• _WRITTEN REQUEST_:
From the listing below, pick out each line with the word "Amos".

--

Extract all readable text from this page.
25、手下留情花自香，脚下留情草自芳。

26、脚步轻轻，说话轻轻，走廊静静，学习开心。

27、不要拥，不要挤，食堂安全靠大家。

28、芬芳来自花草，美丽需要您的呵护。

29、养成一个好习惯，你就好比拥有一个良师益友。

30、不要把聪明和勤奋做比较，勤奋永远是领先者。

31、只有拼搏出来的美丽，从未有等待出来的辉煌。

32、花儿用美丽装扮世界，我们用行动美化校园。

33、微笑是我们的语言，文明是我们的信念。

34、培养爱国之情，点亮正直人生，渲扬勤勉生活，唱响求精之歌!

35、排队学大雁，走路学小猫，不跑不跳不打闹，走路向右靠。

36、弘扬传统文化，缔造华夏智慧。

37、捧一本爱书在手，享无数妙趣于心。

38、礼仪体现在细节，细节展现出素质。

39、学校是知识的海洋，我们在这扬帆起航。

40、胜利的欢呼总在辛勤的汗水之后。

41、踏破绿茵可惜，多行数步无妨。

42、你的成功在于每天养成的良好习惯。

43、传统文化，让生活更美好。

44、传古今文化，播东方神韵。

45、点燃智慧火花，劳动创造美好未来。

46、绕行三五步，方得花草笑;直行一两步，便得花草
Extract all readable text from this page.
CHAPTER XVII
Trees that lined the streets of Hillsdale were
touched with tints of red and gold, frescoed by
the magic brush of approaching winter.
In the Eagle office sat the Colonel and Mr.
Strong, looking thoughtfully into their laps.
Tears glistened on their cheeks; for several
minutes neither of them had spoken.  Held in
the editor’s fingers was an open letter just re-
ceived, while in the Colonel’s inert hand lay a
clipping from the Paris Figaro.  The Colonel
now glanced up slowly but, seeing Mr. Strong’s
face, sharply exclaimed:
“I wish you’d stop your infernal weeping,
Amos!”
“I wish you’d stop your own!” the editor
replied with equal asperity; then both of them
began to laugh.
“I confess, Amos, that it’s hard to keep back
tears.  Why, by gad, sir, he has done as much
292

--

• _FULL OUTPUT_:
Amos!”
“I confess, Amos, that it’s hard to keep back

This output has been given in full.